Task description: Write the records out once more. Leave each line exactly as given.

Supplied entries:
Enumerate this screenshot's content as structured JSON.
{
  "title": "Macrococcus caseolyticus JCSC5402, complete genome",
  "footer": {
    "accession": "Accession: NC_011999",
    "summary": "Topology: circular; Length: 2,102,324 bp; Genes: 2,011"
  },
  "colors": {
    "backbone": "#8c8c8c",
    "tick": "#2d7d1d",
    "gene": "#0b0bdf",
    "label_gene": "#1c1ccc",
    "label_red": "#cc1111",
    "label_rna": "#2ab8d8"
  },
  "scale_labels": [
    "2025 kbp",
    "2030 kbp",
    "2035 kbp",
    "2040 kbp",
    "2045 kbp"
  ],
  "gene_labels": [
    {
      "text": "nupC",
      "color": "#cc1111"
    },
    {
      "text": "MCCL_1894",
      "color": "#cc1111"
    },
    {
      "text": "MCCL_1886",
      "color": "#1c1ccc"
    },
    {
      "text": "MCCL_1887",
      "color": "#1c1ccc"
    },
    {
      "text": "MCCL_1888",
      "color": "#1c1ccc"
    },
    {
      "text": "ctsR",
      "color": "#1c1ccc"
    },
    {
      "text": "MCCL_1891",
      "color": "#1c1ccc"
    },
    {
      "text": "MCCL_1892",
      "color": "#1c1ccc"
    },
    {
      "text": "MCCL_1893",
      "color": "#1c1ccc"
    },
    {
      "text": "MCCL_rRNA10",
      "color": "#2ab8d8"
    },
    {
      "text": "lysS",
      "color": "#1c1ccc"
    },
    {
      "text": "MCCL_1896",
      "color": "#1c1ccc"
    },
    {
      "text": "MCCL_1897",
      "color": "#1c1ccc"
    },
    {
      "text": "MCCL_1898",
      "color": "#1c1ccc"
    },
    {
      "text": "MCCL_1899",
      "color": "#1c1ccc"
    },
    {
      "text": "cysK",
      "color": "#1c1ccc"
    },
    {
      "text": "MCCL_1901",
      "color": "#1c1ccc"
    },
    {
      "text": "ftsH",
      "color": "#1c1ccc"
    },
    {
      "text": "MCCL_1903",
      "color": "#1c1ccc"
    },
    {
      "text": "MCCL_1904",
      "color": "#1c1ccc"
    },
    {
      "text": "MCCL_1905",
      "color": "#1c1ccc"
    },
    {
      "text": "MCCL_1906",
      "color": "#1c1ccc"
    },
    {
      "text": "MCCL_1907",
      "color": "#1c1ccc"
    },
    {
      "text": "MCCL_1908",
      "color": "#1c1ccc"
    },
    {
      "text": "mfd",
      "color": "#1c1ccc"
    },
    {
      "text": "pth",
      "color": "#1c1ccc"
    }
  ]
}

Answer to the problem:
Enumerate this screenshot's content as structured JSON.
{
  "title": "Macrococcus caseolyticus JCSC5402, complete genome",
  "footer": {
    "accession": "Accession: NC_011999",
    "summary": "Topology: circular; Length: 2,102,324 bp; Genes: 2,011"
  },
  "colors": {
    "backbone": "#8c8c8c",
    "tick": "#2d7d1d",
    "gene": "#0b0bdf",
    "label_gene": "#1c1ccc",
    "label_red": "#cc1111",
    "label_rna": "#2ab8d8"
  },
  "scale_labels": [
    "2025 kbp",
    "2030 kbp",
    "2035 kbp",
    "2040 kbp",
    "2045 kbp"
  ],
  "gene_labels": [
    {
      "text": "nupC",
      "color": "#cc1111"
    },
    {
      "text": "MCCL_1894",
      "color": "#cc1111"
    },
    {
      "text": "MCCL_1886",
      "color": "#1c1ccc"
    },
    {
      "text": "MCCL_1887",
      "color": "#1c1ccc"
    },
    {
      "text": "MCCL_1888",
      "color": "#1c1ccc"
    },
    {
      "text": "ctsR",
      "color": "#1c1ccc"
    },
    {
      "text": "MCCL_1891",
      "color": "#1c1ccc"
    },
    {
      "text": "MCCL_1892",
      "color": "#1c1ccc"
    },
    {
      "text": "MCCL_1893",
      "color": "#1c1ccc"
    },
    {
      "text": "MCCL_rRNA10",
      "color": "#2ab8d8"
    },
    {
      "text": "lysS",
      "color": "#1c1ccc"
    },
    {
      "text": "MCCL_1896",
      "color": "#1c1ccc"
    },
    {
      "text": "MCCL_1897",
      "color": "#1c1ccc"
    },
    {
      "text": "MCCL_1898",
      "color": "#1c1ccc"
    },
    {
      "text": "MCCL_1899",
      "color": "#1c1ccc"
    },
    {
      "text": "cysK",
      "color": "#1c1ccc"
    },
    {
      "text": "MCCL_1901",
      "color": "#1c1ccc"
    },
    {
      "text": "ftsH",
      "color": "#1c1ccc"
    },
    {
      "text": "MCCL_1903",
      "color": "#1c1ccc"
    },
    {
      "text": "MCCL_1904",
      "color": "#1c1ccc"
    },
    {
      "text": "MCCL_1905",
      "color": "#1c1ccc"
    },
    {
      "text": "MCCL_1906",
      "color": "#1c1ccc"
    },
    {
      "text": "MCCL_1907",
      "color": "#1c1ccc"
    },
    {
      "text": "MCCL_1908",
      "color": "#1c1ccc"
    },
    {
      "text": "mfd",
      "color": "#1c1ccc"
    },
    {
      "text": "pth",
      "color": "#1c1ccc"
    }
  ]
}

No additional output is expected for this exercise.